▶ _WORK INSTRUCTIONS_:
Collect all lines from the listing that include the string "spend".

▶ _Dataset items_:

------------------------------------------------------------------------

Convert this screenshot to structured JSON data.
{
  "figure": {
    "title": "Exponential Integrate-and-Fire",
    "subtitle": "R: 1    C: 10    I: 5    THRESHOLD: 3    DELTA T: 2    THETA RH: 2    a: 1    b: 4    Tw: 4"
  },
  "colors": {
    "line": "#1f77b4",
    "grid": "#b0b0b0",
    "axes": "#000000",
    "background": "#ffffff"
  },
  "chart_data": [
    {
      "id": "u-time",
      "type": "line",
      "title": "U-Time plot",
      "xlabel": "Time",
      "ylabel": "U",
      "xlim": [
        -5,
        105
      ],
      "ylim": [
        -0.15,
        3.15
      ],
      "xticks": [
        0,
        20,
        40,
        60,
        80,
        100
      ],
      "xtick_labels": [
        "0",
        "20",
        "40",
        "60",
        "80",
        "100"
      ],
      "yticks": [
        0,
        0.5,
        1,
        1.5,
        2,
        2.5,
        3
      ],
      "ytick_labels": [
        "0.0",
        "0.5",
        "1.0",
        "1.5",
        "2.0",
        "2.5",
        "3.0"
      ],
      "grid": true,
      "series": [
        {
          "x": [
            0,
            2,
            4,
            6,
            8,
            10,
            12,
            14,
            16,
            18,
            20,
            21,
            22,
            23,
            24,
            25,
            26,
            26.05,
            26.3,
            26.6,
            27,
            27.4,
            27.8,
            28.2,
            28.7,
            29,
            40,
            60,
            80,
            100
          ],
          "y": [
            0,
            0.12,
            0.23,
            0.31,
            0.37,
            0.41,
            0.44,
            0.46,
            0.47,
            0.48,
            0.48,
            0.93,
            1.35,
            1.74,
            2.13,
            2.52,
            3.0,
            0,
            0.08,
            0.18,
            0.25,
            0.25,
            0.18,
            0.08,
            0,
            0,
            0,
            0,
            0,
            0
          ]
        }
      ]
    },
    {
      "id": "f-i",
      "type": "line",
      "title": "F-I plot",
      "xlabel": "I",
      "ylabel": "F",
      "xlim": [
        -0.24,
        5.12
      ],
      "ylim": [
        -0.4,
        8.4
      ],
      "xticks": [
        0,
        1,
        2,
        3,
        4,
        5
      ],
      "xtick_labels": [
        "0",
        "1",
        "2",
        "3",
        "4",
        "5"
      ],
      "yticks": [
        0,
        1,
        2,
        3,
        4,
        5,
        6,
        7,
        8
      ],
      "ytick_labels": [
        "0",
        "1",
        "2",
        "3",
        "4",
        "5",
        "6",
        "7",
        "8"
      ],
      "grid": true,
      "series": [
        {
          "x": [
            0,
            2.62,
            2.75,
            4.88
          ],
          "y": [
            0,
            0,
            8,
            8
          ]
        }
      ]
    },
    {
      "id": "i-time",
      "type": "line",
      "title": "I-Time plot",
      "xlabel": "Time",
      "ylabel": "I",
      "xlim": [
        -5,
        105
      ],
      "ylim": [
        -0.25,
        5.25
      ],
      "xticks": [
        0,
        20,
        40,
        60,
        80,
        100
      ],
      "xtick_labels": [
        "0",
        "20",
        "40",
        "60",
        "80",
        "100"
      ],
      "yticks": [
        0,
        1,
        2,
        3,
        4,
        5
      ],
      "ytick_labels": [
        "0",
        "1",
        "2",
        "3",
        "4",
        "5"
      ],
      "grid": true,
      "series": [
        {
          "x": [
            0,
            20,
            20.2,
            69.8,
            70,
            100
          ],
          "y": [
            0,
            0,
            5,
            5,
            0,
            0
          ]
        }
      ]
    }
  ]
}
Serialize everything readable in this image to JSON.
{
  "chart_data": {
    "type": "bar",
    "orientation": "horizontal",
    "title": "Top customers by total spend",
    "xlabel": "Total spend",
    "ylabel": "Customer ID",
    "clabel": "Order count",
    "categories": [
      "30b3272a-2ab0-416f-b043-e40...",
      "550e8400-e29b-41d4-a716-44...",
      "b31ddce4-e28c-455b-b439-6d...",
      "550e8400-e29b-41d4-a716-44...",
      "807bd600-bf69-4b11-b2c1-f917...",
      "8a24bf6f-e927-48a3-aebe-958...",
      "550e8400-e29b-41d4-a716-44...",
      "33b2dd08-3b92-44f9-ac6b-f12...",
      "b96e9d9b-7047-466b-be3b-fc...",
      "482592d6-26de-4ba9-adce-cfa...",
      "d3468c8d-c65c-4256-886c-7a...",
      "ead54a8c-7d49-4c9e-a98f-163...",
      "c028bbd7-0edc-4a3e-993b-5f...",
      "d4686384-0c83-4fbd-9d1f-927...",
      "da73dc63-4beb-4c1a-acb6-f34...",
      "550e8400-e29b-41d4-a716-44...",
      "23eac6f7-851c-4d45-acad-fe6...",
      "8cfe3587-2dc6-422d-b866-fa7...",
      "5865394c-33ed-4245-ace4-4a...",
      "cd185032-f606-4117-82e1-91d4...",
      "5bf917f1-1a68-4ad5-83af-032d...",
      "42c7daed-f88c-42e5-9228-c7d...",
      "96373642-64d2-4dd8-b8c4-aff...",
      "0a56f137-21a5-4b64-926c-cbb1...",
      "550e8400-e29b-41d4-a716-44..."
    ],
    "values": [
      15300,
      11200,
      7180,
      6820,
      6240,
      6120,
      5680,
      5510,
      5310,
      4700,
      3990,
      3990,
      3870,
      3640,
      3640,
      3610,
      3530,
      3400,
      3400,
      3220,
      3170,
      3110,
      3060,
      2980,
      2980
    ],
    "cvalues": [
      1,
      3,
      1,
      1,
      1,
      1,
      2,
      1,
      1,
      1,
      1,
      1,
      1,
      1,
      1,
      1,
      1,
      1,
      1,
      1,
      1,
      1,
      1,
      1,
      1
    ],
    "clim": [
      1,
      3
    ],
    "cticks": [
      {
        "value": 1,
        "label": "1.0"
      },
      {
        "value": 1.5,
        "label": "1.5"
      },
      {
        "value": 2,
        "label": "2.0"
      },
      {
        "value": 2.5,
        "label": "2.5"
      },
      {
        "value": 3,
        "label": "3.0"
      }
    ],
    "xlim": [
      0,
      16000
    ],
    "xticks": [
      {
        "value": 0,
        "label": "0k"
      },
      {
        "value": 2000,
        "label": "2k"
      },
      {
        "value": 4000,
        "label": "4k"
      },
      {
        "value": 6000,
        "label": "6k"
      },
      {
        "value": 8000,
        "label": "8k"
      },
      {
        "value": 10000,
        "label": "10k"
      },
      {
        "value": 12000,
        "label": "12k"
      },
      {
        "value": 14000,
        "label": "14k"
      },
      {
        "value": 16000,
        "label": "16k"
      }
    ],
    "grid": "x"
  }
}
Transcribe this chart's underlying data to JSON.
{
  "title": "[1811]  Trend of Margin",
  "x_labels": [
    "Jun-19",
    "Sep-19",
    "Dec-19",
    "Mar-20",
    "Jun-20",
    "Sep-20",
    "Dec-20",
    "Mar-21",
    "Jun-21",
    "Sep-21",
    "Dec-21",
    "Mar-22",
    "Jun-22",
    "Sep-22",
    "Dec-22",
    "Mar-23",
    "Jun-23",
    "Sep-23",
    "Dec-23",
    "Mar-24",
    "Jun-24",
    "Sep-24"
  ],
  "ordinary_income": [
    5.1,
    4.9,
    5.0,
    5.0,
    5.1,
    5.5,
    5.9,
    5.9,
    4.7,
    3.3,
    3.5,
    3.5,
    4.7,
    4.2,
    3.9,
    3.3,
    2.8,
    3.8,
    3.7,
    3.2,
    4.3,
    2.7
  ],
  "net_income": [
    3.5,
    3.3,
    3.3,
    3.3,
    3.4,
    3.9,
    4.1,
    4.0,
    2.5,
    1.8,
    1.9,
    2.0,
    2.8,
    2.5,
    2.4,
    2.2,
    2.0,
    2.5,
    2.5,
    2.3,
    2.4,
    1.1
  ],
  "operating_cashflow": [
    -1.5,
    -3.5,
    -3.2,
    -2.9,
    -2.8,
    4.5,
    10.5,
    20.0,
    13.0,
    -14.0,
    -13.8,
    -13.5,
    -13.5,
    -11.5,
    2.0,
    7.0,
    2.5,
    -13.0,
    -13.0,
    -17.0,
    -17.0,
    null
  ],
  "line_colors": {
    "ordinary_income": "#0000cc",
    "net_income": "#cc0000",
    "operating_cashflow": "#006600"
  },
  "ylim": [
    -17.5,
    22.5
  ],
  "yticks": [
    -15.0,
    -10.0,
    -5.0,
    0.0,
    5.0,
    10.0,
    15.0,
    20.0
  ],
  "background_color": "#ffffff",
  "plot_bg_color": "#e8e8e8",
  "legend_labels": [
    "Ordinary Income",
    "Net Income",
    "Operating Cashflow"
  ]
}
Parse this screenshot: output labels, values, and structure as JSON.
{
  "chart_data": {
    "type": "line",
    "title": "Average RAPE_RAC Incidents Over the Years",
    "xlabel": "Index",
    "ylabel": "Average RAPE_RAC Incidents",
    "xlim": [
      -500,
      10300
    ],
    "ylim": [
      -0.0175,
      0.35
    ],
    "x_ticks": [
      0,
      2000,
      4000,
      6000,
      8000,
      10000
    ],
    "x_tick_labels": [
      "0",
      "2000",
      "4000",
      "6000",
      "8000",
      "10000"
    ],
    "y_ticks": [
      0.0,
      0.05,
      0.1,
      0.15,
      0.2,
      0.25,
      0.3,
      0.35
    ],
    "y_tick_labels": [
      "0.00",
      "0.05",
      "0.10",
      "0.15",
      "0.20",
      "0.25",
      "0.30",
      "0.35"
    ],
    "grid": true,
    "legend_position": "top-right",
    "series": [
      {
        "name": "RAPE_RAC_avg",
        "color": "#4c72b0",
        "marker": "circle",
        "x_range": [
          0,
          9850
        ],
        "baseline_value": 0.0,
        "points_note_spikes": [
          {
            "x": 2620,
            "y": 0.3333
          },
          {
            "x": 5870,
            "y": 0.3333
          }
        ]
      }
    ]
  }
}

------------------------------------------------------------------------

▶ _TASK RESULT_:
    "title": "Top customers by total spend",
    "xlabel": "Total spend",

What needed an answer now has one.